Dataset items
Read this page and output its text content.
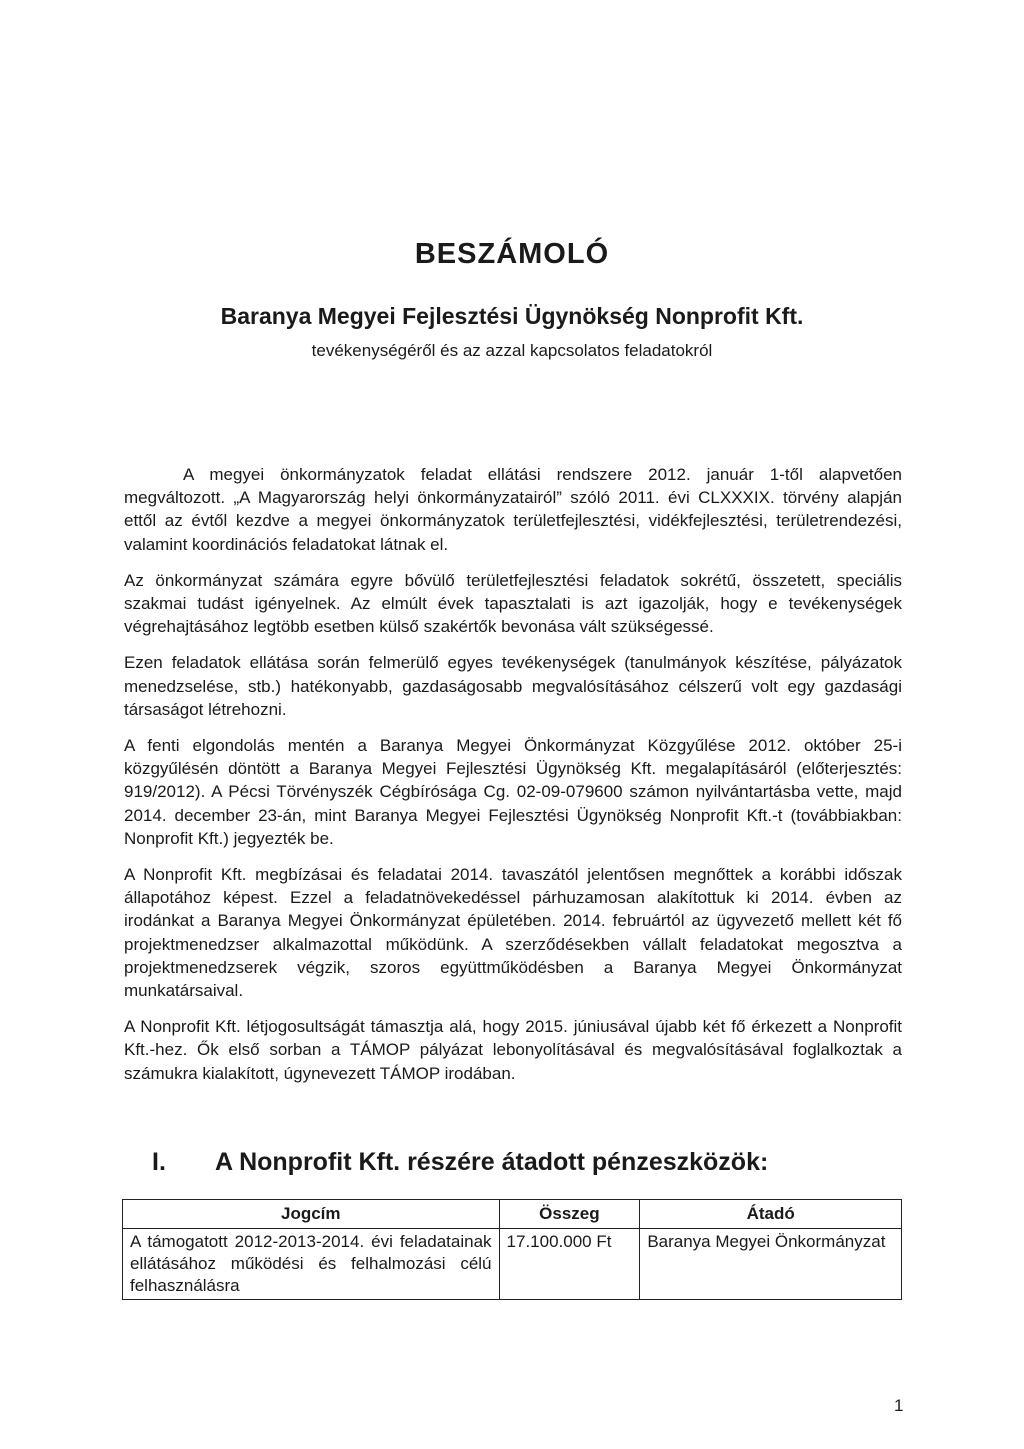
BESZÁMOLÓ
Baranya Megyei Fejlesztési Ügynökség Nonprofit Kft.

tevékenységéről és az azzal kapcsolatos feladatokról

A megyei önkormányzatok feladat ellátási rendszere 2012. január 1-től alapvetően megváltozott. „A Magyarország helyi önkormányzatairól” szóló 2011. évi CLXXXIX. törvény alapján ettől az évtől kezdve a megyei önkormányzatok területfejlesztési, vidékfejlesztési, területrendezési, valamint koordinációs feladatokat látnak el.

Az önkormányzat számára egyre bővülő területfejlesztési feladatok sokrétű, összetett, speciális szakmai tudást igényelnek. Az elmúlt évek tapasztalati is azt igazolják, hogy e tevékenységek végrehajtásához legtöbb esetben külső szakértők bevonása vált szükségessé.

Ezen feladatok ellátása során felmerülő egyes tevékenységek (tanulmányok készítése, pályázatok menedzselése, stb.) hatékonyabb, gazdaságosabb megvalósításához célszerű volt egy gazdasági társaságot létrehozni.

A fenti elgondolás mentén a Baranya Megyei Önkormányzat Közgyűlése 2012. október 25-i közgyűlésén döntött a Baranya Megyei Fejlesztési Ügynökség Kft. megalapításáról (előterjesztés: 919/2012). A Pécsi Törvényszék Cégbírósága Cg. 02-09-079600 számon nyilvántartásba vette, majd 2014. december 23-án, mint Baranya Megyei Fejlesztési Ügynökség Nonprofit Kft.-t (továbbiakban: Nonprofit Kft.) jegyezték be.

A Nonprofit Kft. megbízásai és feladatai 2014. tavaszától jelentősen megnőttek a korábbi időszak állapotához képest. Ezzel a feladatnövekedéssel párhuzamosan alakítottuk ki 2014. évben az irodánkat a Baranya Megyei Önkormányzat épületében. 2014. februártól az ügyvezető mellett két fő projektmenedzser alkalmazottal működünk. A szerződésekben vállalt feladatokat megosztva a projektmenedzserek végzik, szoros együttműködésben a Baranya Megyei Önkormányzat munkatársaival.

A Nonprofit Kft. létjogosultságát támasztja alá, hogy 2015. júniusával újabb két fő érkezett a Nonprofit Kft.-hez. Ők első sorban a TÁMOP pályázat lebonyolításával és megvalósításával foglalkoztak a számukra kialakított, úgynevezett TÁMOP irodában.

I. A Nonprofit Kft. részére átadott pénzeszközök:
Jogcím	Összeg	Átadó
A támogatott 2012-2013-2014. évi feladatainak ellátásához működési és felhalmozási célú felhasználásra	17.100.000 Ft	Baranya Megyei Önkormányzat

1
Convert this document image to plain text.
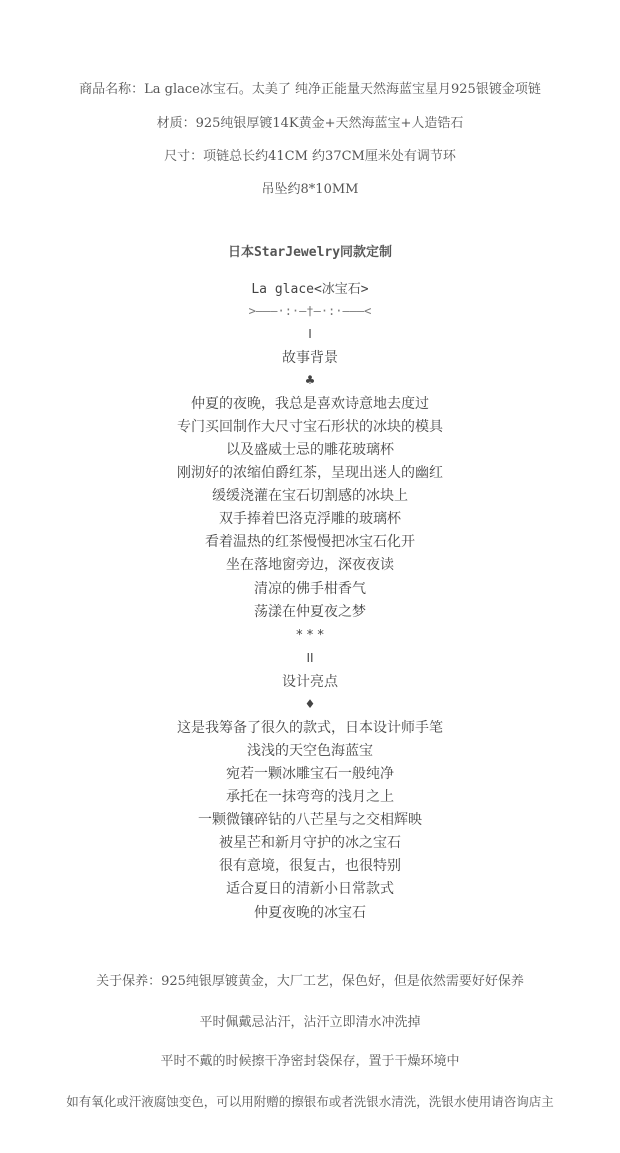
商品名称：La glace冰宝石。太美了 纯净正能量天然海蓝宝星月925银镀金项链
材质：925纯银厚镀14K黄金+天然海蓝宝+人造锆石
尺寸：项链总长约41CM 约37CM厘米处有调节环
吊坠约8*10MM
日本StarJewelry同款定制
La glace<冰宝石>
>———·:·—†—·:·———<
I
故事背景
♣
仲夏的夜晚，我总是喜欢诗意地去度过
专门买回制作大尺寸宝石形状的冰块的模具
以及盛威士忌的雕花玻璃杯
刚沏好的浓缩伯爵红茶，呈现出迷人的幽红
缓缓浇灌在宝石切割感的冰块上
双手捧着巴洛克浮雕的玻璃杯
看着温热的红茶慢慢把冰宝石化开
坐在落地窗旁边，深夜夜读
清凉的佛手柑香气
荡漾在仲夏夜之梦
* * *
II
设计亮点
♦
这是我筹备了很久的款式，日本设计师手笔
浅浅的天空色海蓝宝
宛若一颗冰雕宝石一般纯净
承托在一抹弯弯的浅月之上
一颗微镶碎钻的八芒星与之交相辉映
被星芒和新月守护的冰之宝石
很有意境，很复古，也很特别
适合夏日的清新小日常款式
仲夏夜晚的冰宝石
关于保养：925纯银厚镀黄金，大厂工艺，保色好，但是依然需要好好保养
平时佩戴忌沾汗，沾汗立即清水冲洗掉
平时不戴的时候擦干净密封袋保存，置于干燥环境中
如有氧化或汗液腐蚀变色，可以用附赠的擦银布或者洗银水清洗，洗银水使用请咨询店主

→ Objective:
Exclude the images, then output the data above word for word.

→ The completed task:
Read this page and output its text content.
BESZÁMOLÓ
Baranya Megyei Fejlesztési Ügynökség Nonprofit Kft.

tevékenységéről és az azzal kapcsolatos feladatokról

A megyei önkormányzatok feladat ellátási rendszere 2012. január 1-től alapvetően megváltozott. „A Magyarország helyi önkormányzatairól” szóló 2011. évi CLXXXIX. törvény alapján ettől az évtől kezdve a megyei önkormányzatok területfejlesztési, vidékfejlesztési, területrendezési, valamint koordinációs feladatokat látnak el.

Az önkormányzat számára egyre bővülő területfejlesztési feladatok sokrétű, összetett, speciális szakmai tudást igényelnek. Az elmúlt évek tapasztalati is azt igazolják, hogy e tevékenységek végrehajtásához legtöbb esetben külső szakértők bevonása vált szükségessé.

Ezen feladatok ellátása során felmerülő egyes tevékenységek (tanulmányok készítése, pályázatok menedzselése, stb.) hatékonyabb, gazdaságosabb megvalósításához célszerű volt egy gazdasági társaságot létrehozni.

A fenti elgondolás mentén a Baranya Megyei Önkormányzat Közgyűlése 2012. október 25-i közgyűlésén döntött a Baranya Megyei Fejlesztési Ügynökség Kft. megalapításáról (előterjesztés: 919/2012). A Pécsi Törvényszék Cégbírósága Cg. 02-09-079600 számon nyilvántartásba vette, majd 2014. december 23-án, mint Baranya Megyei Fejlesztési Ügynökség Nonprofit Kft.-t (továbbiakban: Nonprofit Kft.) jegyezték be.

A Nonprofit Kft. megbízásai és feladatai 2014. tavaszától jelentősen megnőttek a korábbi időszak állapotához képest. Ezzel a feladatnövekedéssel párhuzamosan alakítottuk ki 2014. évben az irodánkat a Baranya Megyei Önkormányzat épületében. 2014. februártól az ügyvezető mellett két fő projektmenedzser alkalmazottal működünk. A szerződésekben vállalt feladatokat megosztva a projektmenedzserek végzik, szoros együttműködésben a Baranya Megyei Önkormányzat munkatársaival.

A Nonprofit Kft. létjogosultságát támasztja alá, hogy 2015. júniusával újabb két fő érkezett a Nonprofit Kft.-hez. Ők első sorban a TÁMOP pályázat lebonyolításával és megvalósításával foglalkoztak a számukra kialakított, úgynevezett TÁMOP irodában.

I. A Nonprofit Kft. részére átadott pénzeszközök:
Jogcím	Összeg	Átadó
A támogatott 2012-2013-2014. évi feladatainak ellátásához működési és felhalmozási célú felhasználásra	17.100.000 Ft	Baranya Megyei Önkormányzat

1
Convert this document image to plain text.
商品名称：La glace冰宝石。太美了 纯净正能量天然海蓝宝星月925银镀金项链
材质：925纯银厚镀14K黄金+天然海蓝宝+人造锆石
尺寸：项链总长约41CM 约37CM厘米处有调节环
吊坠约8*10MM
日本StarJewelry同款定制
La glace<冰宝石>
>———·:·—†—·:·———<
I
故事背景
♣
仲夏的夜晚，我总是喜欢诗意地去度过
专门买回制作大尺寸宝石形状的冰块的模具
以及盛威士忌的雕花玻璃杯
刚沏好的浓缩伯爵红茶，呈现出迷人的幽红
缓缓浇灌在宝石切割感的冰块上
双手捧着巴洛克浮雕的玻璃杯
看着温热的红茶慢慢把冰宝石化开
坐在落地窗旁边，深夜夜读
清凉的佛手柑香气
荡漾在仲夏夜之梦
* * *
II
设计亮点
♦
这是我筹备了很久的款式，日本设计师手笔
浅浅的天空色海蓝宝
宛若一颗冰雕宝石一般纯净
承托在一抹弯弯的浅月之上
一颗微镶碎钻的八芒星与之交相辉映
被星芒和新月守护的冰之宝石
很有意境，很复古，也很特别
适合夏日的清新小日常款式
仲夏夜晚的冰宝石
关于保养：925纯银厚镀黄金，大厂工艺，保色好，但是依然需要好好保养
平时佩戴忌沾汗，沾汗立即清水冲洗掉
平时不戴的时候擦干净密封袋保存，置于干燥环境中
如有氧化或汗液腐蚀变色，可以用附赠的擦银布或者洗银水清洗，洗银水使用请咨询店主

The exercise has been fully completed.